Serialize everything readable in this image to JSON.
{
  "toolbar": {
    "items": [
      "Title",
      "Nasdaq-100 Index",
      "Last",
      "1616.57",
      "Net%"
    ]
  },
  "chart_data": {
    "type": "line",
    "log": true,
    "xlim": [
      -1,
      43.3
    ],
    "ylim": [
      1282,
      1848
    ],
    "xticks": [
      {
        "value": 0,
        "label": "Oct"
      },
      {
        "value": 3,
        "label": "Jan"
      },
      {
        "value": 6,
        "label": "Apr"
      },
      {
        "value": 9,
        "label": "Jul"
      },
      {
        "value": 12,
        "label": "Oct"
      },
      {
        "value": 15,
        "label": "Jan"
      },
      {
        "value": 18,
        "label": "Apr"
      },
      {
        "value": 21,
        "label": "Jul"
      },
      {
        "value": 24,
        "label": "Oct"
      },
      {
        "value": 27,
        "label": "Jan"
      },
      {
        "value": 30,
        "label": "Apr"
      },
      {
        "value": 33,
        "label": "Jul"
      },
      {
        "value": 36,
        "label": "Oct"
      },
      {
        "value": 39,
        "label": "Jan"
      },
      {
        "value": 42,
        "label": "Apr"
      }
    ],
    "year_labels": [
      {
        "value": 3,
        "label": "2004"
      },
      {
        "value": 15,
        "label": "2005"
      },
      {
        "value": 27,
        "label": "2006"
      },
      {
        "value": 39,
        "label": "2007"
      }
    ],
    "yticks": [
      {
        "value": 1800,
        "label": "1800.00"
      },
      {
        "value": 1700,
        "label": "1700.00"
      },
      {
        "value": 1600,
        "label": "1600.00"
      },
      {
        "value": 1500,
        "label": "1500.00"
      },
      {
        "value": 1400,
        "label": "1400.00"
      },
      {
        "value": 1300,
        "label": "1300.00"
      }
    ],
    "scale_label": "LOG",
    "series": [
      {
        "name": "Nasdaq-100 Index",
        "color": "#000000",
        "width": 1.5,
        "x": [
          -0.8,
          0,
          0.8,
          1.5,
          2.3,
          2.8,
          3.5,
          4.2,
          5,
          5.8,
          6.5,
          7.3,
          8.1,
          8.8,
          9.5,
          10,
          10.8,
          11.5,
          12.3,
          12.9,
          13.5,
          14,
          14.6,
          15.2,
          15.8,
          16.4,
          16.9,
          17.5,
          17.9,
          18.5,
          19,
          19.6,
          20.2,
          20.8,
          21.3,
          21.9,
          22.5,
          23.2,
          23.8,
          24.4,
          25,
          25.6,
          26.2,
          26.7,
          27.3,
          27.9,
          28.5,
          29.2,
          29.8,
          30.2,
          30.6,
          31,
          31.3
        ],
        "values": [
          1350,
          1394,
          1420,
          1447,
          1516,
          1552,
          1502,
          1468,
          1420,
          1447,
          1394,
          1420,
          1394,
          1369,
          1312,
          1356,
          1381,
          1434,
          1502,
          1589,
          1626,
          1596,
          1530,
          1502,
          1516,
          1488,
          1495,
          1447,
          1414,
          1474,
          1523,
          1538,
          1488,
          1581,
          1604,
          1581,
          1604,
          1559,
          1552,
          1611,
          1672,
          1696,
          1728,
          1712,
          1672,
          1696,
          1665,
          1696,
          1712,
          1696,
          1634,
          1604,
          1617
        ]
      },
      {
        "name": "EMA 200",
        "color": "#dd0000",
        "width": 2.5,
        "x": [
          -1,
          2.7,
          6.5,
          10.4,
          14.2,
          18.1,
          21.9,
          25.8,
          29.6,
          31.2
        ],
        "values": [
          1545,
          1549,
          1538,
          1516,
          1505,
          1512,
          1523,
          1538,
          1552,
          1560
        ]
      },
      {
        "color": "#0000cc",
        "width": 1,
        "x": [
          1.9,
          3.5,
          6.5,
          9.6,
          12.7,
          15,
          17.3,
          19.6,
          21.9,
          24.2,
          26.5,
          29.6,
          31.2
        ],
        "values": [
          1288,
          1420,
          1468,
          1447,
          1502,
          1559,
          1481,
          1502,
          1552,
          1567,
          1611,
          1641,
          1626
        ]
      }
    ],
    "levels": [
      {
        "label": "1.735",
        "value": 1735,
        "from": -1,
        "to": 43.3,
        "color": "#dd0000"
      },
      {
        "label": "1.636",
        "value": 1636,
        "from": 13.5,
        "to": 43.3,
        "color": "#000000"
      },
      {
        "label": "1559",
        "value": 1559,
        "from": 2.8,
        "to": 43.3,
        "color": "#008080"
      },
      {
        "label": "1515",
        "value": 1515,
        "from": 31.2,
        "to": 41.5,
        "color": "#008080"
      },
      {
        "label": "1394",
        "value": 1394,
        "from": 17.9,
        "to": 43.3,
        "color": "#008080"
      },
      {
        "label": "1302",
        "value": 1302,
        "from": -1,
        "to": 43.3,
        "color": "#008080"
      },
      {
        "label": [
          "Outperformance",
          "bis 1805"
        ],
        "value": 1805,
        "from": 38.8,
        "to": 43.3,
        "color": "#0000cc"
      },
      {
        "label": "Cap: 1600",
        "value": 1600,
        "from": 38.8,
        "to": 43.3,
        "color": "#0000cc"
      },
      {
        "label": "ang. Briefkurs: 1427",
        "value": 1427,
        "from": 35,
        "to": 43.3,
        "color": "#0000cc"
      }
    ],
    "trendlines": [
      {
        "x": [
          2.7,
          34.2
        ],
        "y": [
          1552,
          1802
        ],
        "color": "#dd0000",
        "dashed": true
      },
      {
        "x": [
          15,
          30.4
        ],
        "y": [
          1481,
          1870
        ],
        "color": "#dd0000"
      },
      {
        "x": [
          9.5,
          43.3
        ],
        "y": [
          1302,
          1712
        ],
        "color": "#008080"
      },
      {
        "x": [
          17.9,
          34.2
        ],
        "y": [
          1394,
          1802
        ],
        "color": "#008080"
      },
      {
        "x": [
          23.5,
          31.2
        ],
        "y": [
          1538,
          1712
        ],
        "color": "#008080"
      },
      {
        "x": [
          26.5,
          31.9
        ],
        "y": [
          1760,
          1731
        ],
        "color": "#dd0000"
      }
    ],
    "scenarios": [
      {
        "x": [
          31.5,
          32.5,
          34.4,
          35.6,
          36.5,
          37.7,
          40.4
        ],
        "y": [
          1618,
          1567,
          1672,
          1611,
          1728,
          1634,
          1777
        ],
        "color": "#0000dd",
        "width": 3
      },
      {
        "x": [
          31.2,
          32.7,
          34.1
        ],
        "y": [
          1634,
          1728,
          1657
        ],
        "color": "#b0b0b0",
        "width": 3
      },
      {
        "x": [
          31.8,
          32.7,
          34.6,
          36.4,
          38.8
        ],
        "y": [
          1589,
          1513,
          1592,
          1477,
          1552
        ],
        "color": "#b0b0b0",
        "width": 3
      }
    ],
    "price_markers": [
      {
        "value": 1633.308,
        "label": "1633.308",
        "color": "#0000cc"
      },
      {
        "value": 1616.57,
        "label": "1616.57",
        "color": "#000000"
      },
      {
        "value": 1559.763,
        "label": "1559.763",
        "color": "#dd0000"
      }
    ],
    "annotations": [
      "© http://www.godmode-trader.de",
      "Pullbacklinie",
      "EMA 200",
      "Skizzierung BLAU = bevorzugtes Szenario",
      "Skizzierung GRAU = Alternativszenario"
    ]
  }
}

■ EXERCISE DETAILS ■
The records above need to be transcribed in full. Keep every character unchanged.

■ WRITTEN RESPONSE ■
Serialize everything readable in this image to JSON.
{
  "toolbar": {
    "items": [
      "Title",
      "Nasdaq-100 Index",
      "Last",
      "1616.57",
      "Net%"
    ]
  },
  "chart_data": {
    "type": "line",
    "log": true,
    "xlim": [
      -1,
      43.3
    ],
    "ylim": [
      1282,
      1848
    ],
    "xticks": [
      {
        "value": 0,
        "label": "Oct"
      },
      {
        "value": 3,
        "label": "Jan"
      },
      {
        "value": 6,
        "label": "Apr"
      },
      {
        "value": 9,
        "label": "Jul"
      },
      {
        "value": 12,
        "label": "Oct"
      },
      {
        "value": 15,
        "label": "Jan"
      },
      {
        "value": 18,
        "label": "Apr"
      },
      {
        "value": 21,
        "label": "Jul"
      },
      {
        "value": 24,
        "label": "Oct"
      },
      {
        "value": 27,
        "label": "Jan"
      },
      {
        "value": 30,
        "label": "Apr"
      },
      {
        "value": 33,
        "label": "Jul"
      },
      {
        "value": 36,
        "label": "Oct"
      },
      {
        "value": 39,
        "label": "Jan"
      },
      {
        "value": 42,
        "label": "Apr"
      }
    ],
    "year_labels": [
      {
        "value": 3,
        "label": "2004"
      },
      {
        "value": 15,
        "label": "2005"
      },
      {
        "value": 27,
        "label": "2006"
      },
      {
        "value": 39,
        "label": "2007"
      }
    ],
    "yticks": [
      {
        "value": 1800,
        "label": "1800.00"
      },
      {
        "value": 1700,
        "label": "1700.00"
      },
      {
        "value": 1600,
        "label": "1600.00"
      },
      {
        "value": 1500,
        "label": "1500.00"
      },
      {
        "value": 1400,
        "label": "1400.00"
      },
      {
        "value": 1300,
        "label": "1300.00"
      }
    ],
    "scale_label": "LOG",
    "series": [
      {
        "name": "Nasdaq-100 Index",
        "color": "#000000",
        "width": 1.5,
        "x": [
          -0.8,
          0,
          0.8,
          1.5,
          2.3,
          2.8,
          3.5,
          4.2,
          5,
          5.8,
          6.5,
          7.3,
          8.1,
          8.8,
          9.5,
          10,
          10.8,
          11.5,
          12.3,
          12.9,
          13.5,
          14,
          14.6,
          15.2,
          15.8,
          16.4,
          16.9,
          17.5,
          17.9,
          18.5,
          19,
          19.6,
          20.2,
          20.8,
          21.3,
          21.9,
          22.5,
          23.2,
          23.8,
          24.4,
          25,
          25.6,
          26.2,
          26.7,
          27.3,
          27.9,
          28.5,
          29.2,
          29.8,
          30.2,
          30.6,
          31,
          31.3
        ],
        "values": [
          1350,
          1394,
          1420,
          1447,
          1516,
          1552,
          1502,
          1468,
          1420,
          1447,
          1394,
          1420,
          1394,
          1369,
          1312,
          1356,
          1381,
          1434,
          1502,
          1589,
          1626,
          1596,
          1530,
          1502,
          1516,
          1488,
          1495,
          1447,
          1414,
          1474,
          1523,
          1538,
          1488,
          1581,
          1604,
          1581,
          1604,
          1559,
          1552,
          1611,
          1672,
          1696,
          1728,
          1712,
          1672,
          1696,
          1665,
          1696,
          1712,
          1696,
          1634,
          1604,
          1617
        ]
      },
      {
        "name": "EMA 200",
        "color": "#dd0000",
        "width": 2.5,
        "x": [
          -1,
          2.7,
          6.5,
          10.4,
          14.2,
          18.1,
          21.9,
          25.8,
          29.6,
          31.2
        ],
        "values": [
          1545,
          1549,
          1538,
          1516,
          1505,
          1512,
          1523,
          1538,
          1552,
          1560
        ]
      },
      {
        "color": "#0000cc",
        "width": 1,
        "x": [
          1.9,
          3.5,
          6.5,
          9.6,
          12.7,
          15,
          17.3,
          19.6,
          21.9,
          24.2,
          26.5,
          29.6,
          31.2
        ],
        "values": [
          1288,
          1420,
          1468,
          1447,
          1502,
          1559,
          1481,
          1502,
          1552,
          1567,
          1611,
          1641,
          1626
        ]
      }
    ],
    "levels": [
      {
        "label": "1.735",
        "value": 1735,
        "from": -1,
        "to": 43.3,
        "color": "#dd0000"
      },
      {
        "label": "1.636",
        "value": 1636,
        "from": 13.5,
        "to": 43.3,
        "color": "#000000"
      },
      {
        "label": "1559",
        "value": 1559,
        "from": 2.8,
        "to": 43.3,
        "color": "#008080"
      },
      {
        "label": "1515",
        "value": 1515,
        "from": 31.2,
        "to": 41.5,
        "color": "#008080"
      },
      {
        "label": "1394",
        "value": 1394,
        "from": 17.9,
        "to": 43.3,
        "color": "#008080"
      },
      {
        "label": "1302",
        "value": 1302,
        "from": -1,
        "to": 43.3,
        "color": "#008080"
      },
      {
        "label": [
          "Outperformance",
          "bis 1805"
        ],
        "value": 1805,
        "from": 38.8,
        "to": 43.3,
        "color": "#0000cc"
      },
      {
        "label": "Cap: 1600",
        "value": 1600,
        "from": 38.8,
        "to": 43.3,
        "color": "#0000cc"
      },
      {
        "label": "ang. Briefkurs: 1427",
        "value": 1427,
        "from": 35,
        "to": 43.3,
        "color": "#0000cc"
      }
    ],
    "trendlines": [
      {
        "x": [
          2.7,
          34.2
        ],
        "y": [
          1552,
          1802
        ],
        "color": "#dd0000",
        "dashed": true
      },
      {
        "x": [
          15,
          30.4
        ],
        "y": [
          1481,
          1870
        ],
        "color": "#dd0000"
      },
      {
        "x": [
          9.5,
          43.3
        ],
        "y": [
          1302,
          1712
        ],
        "color": "#008080"
      },
      {
        "x": [
          17.9,
          34.2
        ],
        "y": [
          1394,
          1802
        ],
        "color": "#008080"
      },
      {
        "x": [
          23.5,
          31.2
        ],
        "y": [
          1538,
          1712
        ],
        "color": "#008080"
      },
      {
        "x": [
          26.5,
          31.9
        ],
        "y": [
          1760,
          1731
        ],
        "color": "#dd0000"
      }
    ],
    "scenarios": [
      {
        "x": [
          31.5,
          32.5,
          34.4,
          35.6,
          36.5,
          37.7,
          40.4
        ],
        "y": [
          1618,
          1567,
          1672,
          1611,
          1728,
          1634,
          1777
        ],
        "color": "#0000dd",
        "width": 3
      },
      {
        "x": [
          31.2,
          32.7,
          34.1
        ],
        "y": [
          1634,
          1728,
          1657
        ],
        "color": "#b0b0b0",
        "width": 3
      },
      {
        "x": [
          31.8,
          32.7,
          34.6,
          36.4,
          38.8
        ],
        "y": [
          1589,
          1513,
          1592,
          1477,
          1552
        ],
        "color": "#b0b0b0",
        "width": 3
      }
    ],
    "price_markers": [
      {
        "value": 1633.308,
        "label": "1633.308",
        "color": "#0000cc"
      },
      {
        "value": 1616.57,
        "label": "1616.57",
        "color": "#000000"
      },
      {
        "value": 1559.763,
        "label": "1559.763",
        "color": "#dd0000"
      }
    ],
    "annotations": [
      "© http://www.godmode-trader.de",
      "Pullbacklinie",
      "EMA 200",
      "Skizzierung BLAU = bevorzugtes Szenario",
      "Skizzierung GRAU = Alternativszenario"
    ]
  }
}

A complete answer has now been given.